◆ Exercise instructions:
The records below must be transcribed exactly. Do not include the pictures.

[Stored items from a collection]
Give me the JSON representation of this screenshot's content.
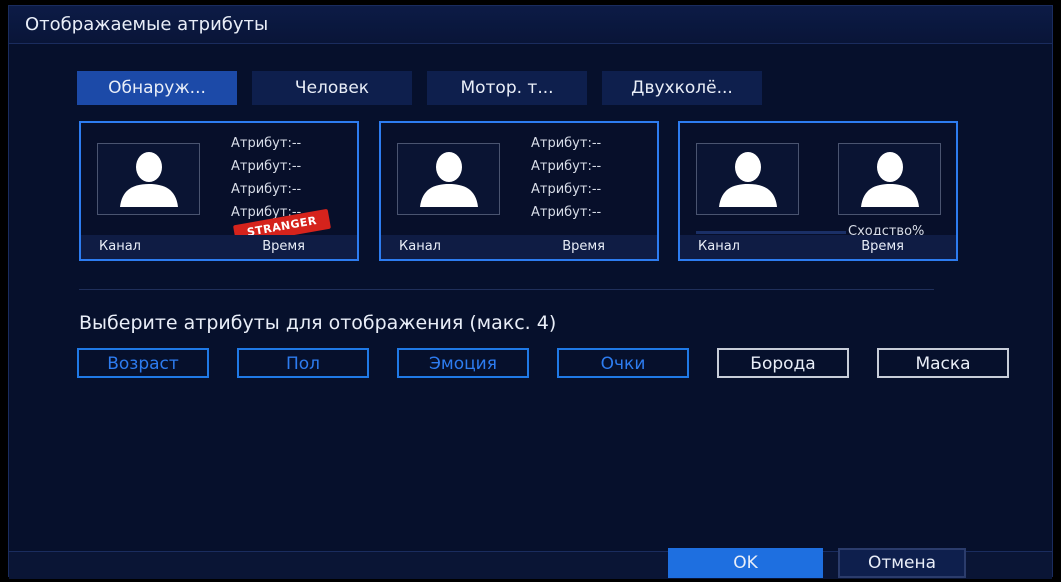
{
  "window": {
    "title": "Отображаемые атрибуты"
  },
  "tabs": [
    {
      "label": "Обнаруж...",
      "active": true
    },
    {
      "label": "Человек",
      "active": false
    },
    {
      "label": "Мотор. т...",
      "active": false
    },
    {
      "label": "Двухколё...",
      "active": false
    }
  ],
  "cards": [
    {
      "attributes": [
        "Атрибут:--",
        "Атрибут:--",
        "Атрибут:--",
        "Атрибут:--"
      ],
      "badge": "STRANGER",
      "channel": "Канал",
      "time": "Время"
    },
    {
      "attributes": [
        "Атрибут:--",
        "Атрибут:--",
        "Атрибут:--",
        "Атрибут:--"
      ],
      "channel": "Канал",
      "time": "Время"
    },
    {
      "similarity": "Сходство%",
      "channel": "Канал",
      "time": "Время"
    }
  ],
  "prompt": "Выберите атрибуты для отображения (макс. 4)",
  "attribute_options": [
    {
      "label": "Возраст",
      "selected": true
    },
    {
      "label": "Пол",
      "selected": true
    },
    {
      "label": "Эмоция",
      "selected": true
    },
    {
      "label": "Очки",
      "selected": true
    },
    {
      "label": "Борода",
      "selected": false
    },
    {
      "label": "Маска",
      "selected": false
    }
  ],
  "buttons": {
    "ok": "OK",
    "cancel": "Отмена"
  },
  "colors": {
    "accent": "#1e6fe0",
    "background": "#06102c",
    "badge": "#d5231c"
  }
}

◆ Exercise result:
Give me the JSON representation of this screenshot's content.
{
  "window": {
    "title": "Отображаемые атрибуты"
  },
  "tabs": [
    {
      "label": "Обнаруж...",
      "active": true
    },
    {
      "label": "Человек",
      "active": false
    },
    {
      "label": "Мотор. т...",
      "active": false
    },
    {
      "label": "Двухколё...",
      "active": false
    }
  ],
  "cards": [
    {
      "attributes": [
        "Атрибут:--",
        "Атрибут:--",
        "Атрибут:--",
        "Атрибут:--"
      ],
      "badge": "STRANGER",
      "channel": "Канал",
      "time": "Время"
    },
    {
      "attributes": [
        "Атрибут:--",
        "Атрибут:--",
        "Атрибут:--",
        "Атрибут:--"
      ],
      "channel": "Канал",
      "time": "Время"
    },
    {
      "similarity": "Сходство%",
      "channel": "Канал",
      "time": "Время"
    }
  ],
  "prompt": "Выберите атрибуты для отображения (макс. 4)",
  "attribute_options": [
    {
      "label": "Возраст",
      "selected": true
    },
    {
      "label": "Пол",
      "selected": true
    },
    {
      "label": "Эмоция",
      "selected": true
    },
    {
      "label": "Очки",
      "selected": true
    },
    {
      "label": "Борода",
      "selected": false
    },
    {
      "label": "Маска",
      "selected": false
    }
  ],
  "buttons": {
    "ok": "OK",
    "cancel": "Отмена"
  },
  "colors": {
    "accent": "#1e6fe0",
    "background": "#06102c",
    "badge": "#d5231c"
  }
}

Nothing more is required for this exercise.